**WHAT THE TASK REQUIRES**: Output all the material that follows, exactly as given.

**DATA PROVIDED**:
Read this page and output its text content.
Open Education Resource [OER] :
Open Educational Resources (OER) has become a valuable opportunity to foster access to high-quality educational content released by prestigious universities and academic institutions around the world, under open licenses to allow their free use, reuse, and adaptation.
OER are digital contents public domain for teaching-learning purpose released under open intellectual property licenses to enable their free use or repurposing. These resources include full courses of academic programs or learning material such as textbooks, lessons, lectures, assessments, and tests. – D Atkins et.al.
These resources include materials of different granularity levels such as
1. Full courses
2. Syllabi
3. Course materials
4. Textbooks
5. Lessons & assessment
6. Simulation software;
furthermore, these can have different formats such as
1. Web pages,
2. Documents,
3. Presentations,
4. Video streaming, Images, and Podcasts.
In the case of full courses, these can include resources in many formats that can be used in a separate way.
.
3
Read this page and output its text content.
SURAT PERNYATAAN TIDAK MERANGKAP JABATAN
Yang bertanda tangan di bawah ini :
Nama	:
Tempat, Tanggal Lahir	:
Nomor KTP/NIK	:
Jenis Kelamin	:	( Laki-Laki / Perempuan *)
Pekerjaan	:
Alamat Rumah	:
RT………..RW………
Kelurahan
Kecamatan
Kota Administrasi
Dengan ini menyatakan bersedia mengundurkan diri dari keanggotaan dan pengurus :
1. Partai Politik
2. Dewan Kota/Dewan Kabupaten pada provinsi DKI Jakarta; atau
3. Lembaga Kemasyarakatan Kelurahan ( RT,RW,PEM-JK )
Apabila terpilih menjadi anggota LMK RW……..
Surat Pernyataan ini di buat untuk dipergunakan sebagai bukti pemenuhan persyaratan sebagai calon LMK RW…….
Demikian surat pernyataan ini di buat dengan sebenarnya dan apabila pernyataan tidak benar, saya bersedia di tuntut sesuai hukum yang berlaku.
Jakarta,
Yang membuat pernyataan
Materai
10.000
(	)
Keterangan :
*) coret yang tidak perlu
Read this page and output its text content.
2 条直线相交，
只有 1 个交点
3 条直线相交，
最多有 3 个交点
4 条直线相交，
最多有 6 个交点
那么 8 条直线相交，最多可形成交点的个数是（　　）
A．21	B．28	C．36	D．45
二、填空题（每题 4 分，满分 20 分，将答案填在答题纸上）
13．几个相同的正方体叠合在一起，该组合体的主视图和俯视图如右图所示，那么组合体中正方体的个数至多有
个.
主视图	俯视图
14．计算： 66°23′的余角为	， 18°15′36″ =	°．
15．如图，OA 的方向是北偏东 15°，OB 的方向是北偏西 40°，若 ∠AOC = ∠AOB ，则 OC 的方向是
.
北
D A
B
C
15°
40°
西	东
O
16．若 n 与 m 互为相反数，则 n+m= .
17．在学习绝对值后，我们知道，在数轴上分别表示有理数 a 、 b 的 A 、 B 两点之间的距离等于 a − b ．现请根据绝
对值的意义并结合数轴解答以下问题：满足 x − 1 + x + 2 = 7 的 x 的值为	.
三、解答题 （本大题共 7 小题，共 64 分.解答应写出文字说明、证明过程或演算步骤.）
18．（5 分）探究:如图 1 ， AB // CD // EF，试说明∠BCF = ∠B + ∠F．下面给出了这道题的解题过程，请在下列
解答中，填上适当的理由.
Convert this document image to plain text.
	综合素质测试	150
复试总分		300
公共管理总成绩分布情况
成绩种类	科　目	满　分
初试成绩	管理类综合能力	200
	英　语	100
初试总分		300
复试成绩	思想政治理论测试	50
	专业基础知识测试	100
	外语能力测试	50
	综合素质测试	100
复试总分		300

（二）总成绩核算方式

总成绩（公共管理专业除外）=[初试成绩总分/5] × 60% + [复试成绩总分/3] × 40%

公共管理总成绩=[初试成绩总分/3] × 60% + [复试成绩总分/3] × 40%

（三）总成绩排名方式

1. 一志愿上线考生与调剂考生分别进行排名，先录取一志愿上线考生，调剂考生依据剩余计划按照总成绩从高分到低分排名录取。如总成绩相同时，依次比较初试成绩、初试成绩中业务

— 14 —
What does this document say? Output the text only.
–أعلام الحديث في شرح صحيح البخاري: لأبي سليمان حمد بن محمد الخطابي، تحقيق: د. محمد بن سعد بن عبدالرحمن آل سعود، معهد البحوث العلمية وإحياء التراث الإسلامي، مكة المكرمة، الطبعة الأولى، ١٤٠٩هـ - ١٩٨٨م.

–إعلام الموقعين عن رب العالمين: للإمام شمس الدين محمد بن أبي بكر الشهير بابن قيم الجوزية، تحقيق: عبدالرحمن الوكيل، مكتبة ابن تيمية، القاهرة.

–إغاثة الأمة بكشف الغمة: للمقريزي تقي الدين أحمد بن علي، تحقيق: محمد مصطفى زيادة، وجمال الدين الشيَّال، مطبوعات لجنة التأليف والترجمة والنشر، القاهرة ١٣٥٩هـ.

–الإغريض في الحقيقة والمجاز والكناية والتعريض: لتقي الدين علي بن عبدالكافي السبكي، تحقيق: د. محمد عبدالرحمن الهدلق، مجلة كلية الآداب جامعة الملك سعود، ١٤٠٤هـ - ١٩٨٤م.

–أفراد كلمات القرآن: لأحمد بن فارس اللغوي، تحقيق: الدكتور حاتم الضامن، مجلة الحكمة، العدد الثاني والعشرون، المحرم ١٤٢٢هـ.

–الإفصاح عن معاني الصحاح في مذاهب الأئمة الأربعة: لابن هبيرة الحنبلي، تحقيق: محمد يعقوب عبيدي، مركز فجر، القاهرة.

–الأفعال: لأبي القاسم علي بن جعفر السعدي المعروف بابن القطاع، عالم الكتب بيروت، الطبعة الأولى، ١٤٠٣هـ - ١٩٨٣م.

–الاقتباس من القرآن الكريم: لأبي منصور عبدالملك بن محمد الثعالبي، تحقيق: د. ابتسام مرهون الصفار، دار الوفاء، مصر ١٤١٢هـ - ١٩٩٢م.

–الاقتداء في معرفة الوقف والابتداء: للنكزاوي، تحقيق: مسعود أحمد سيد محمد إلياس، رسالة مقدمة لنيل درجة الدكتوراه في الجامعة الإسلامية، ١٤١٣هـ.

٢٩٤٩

**WRITTEN SOLUTION**:
Read this page and output its text content.
Open Education Resource [OER] :
Open Educational Resources (OER) has become a valuable opportunity to foster access to high-quality educational content released by prestigious universities and academic institutions around the world, under open licenses to allow their free use, reuse, and adaptation.
OER are digital contents public domain for teaching-learning purpose released under open intellectual property licenses to enable their free use or repurposing. These resources include full courses of academic programs or learning material such as textbooks, lessons, lectures, assessments, and tests. – D Atkins et.al.
These resources include materials of different granularity levels such as
1. Full courses
2. Syllabi
3. Course materials
4. Textbooks
5. Lessons & assessment
6. Simulation software;
furthermore, these can have different formats such as
1. Web pages,
2. Documents,
3. Presentations,
4. Video streaming, Images, and Podcasts.
In the case of full courses, these can include resources in many formats that can be used in a separate way.
.
3
Read this page and output its text content.
SURAT PERNYATAAN TIDAK MERANGKAP JABATAN
Yang bertanda tangan di bawah ini :
Nama	:
Tempat, Tanggal Lahir	:
Nomor KTP/NIK	:
Jenis Kelamin	:	( Laki-Laki / Perempuan *)
Pekerjaan	:
Alamat Rumah	:
RT………..RW………
Kelurahan
Kecamatan
Kota Administrasi
Dengan ini menyatakan bersedia mengundurkan diri dari keanggotaan dan pengurus :
1. Partai Politik
2. Dewan Kota/Dewan Kabupaten pada provinsi DKI Jakarta; atau
3. Lembaga Kemasyarakatan Kelurahan ( RT,RW,PEM-JK )
Apabila terpilih menjadi anggota LMK RW……..
Surat Pernyataan ini di buat untuk dipergunakan sebagai bukti pemenuhan persyaratan sebagai calon LMK RW…….
Demikian surat pernyataan ini di buat dengan sebenarnya dan apabila pernyataan tidak benar, saya bersedia di tuntut sesuai hukum yang berlaku.
Jakarta,
Yang membuat pernyataan
Materai
10.000
(	)
Keterangan :
*) coret yang tidak perlu
Read this page and output its text content.
2 条直线相交，
只有 1 个交点
3 条直线相交，
最多有 3 个交点
4 条直线相交，
最多有 6 个交点
那么 8 条直线相交，最多可形成交点的个数是（　　）
A．21	B．28	C．36	D．45
二、填空题（每题 4 分，满分 20 分，将答案填在答题纸上）
13．几个相同的正方体叠合在一起，该组合体的主视图和俯视图如右图所示，那么组合体中正方体的个数至多有
个.
主视图	俯视图
14．计算： 66°23′的余角为	， 18°15′36″ =	°．
15．如图，OA 的方向是北偏东 15°，OB 的方向是北偏西 40°，若 ∠AOC = ∠AOB ，则 OC 的方向是
.
北
D A
B
C
15°
40°
西	东
O
16．若 n 与 m 互为相反数，则 n+m= .
17．在学习绝对值后，我们知道，在数轴上分别表示有理数 a 、 b 的 A 、 B 两点之间的距离等于 a − b ．现请根据绝
对值的意义并结合数轴解答以下问题：满足 x − 1 + x + 2 = 7 的 x 的值为	.
三、解答题 （本大题共 7 小题，共 64 分.解答应写出文字说明、证明过程或演算步骤.）
18．（5 分）探究:如图 1 ， AB // CD // EF，试说明∠BCF = ∠B + ∠F．下面给出了这道题的解题过程，请在下列
解答中，填上适当的理由.
Convert this document image to plain text.
	综合素质测试	150
复试总分		300
公共管理总成绩分布情况
成绩种类	科　目	满　分
初试成绩	管理类综合能力	200
	英　语	100
初试总分		300
复试成绩	思想政治理论测试	50
	专业基础知识测试	100
	外语能力测试	50
	综合素质测试	100
复试总分		300

（二）总成绩核算方式

总成绩（公共管理专业除外）=[初试成绩总分/5] × 60% + [复试成绩总分/3] × 40%

公共管理总成绩=[初试成绩总分/3] × 60% + [复试成绩总分/3] × 40%

（三）总成绩排名方式

1. 一志愿上线考生与调剂考生分别进行排名，先录取一志愿上线考生，调剂考生依据剩余计划按照总成绩从高分到低分排名录取。如总成绩相同时，依次比较初试成绩、初试成绩中业务

— 14 —
What does this document say? Output the text only.
–أعلام الحديث في شرح صحيح البخاري: لأبي سليمان حمد بن محمد الخطابي، تحقيق: د. محمد بن سعد بن عبدالرحمن آل سعود، معهد البحوث العلمية وإحياء التراث الإسلامي، مكة المكرمة، الطبعة الأولى، ١٤٠٩هـ - ١٩٨٨م.

–إعلام الموقعين عن رب العالمين: للإمام شمس الدين محمد بن أبي بكر الشهير بابن قيم الجوزية، تحقيق: عبدالرحمن الوكيل، مكتبة ابن تيمية، القاهرة.

–إغاثة الأمة بكشف الغمة: للمقريزي تقي الدين أحمد بن علي، تحقيق: محمد مصطفى زيادة، وجمال الدين الشيَّال، مطبوعات لجنة التأليف والترجمة والنشر، القاهرة ١٣٥٩هـ.

–الإغريض في الحقيقة والمجاز والكناية والتعريض: لتقي الدين علي بن عبدالكافي السبكي، تحقيق: د. محمد عبدالرحمن الهدلق، مجلة كلية الآداب جامعة الملك سعود، ١٤٠٤هـ - ١٩٨٤م.

–أفراد كلمات القرآن: لأحمد بن فارس اللغوي، تحقيق: الدكتور حاتم الضامن، مجلة الحكمة، العدد الثاني والعشرون، المحرم ١٤٢٢هـ.

–الإفصاح عن معاني الصحاح في مذاهب الأئمة الأربعة: لابن هبيرة الحنبلي، تحقيق: محمد يعقوب عبيدي، مركز فجر، القاهرة.

–الأفعال: لأبي القاسم علي بن جعفر السعدي المعروف بابن القطاع، عالم الكتب بيروت، الطبعة الأولى، ١٤٠٣هـ - ١٩٨٣م.

–الاقتباس من القرآن الكريم: لأبي منصور عبدالملك بن محمد الثعالبي، تحقيق: د. ابتسام مرهون الصفار، دار الوفاء، مصر ١٤١٢هـ - ١٩٩٢م.

–الاقتداء في معرفة الوقف والابتداء: للنكزاوي، تحقيق: مسعود أحمد سيد محمد إلياس، رسالة مقدمة لنيل درجة الدكتوراه في الجامعة الإسلامية، ١٤١٣هـ.

٢٩٤٩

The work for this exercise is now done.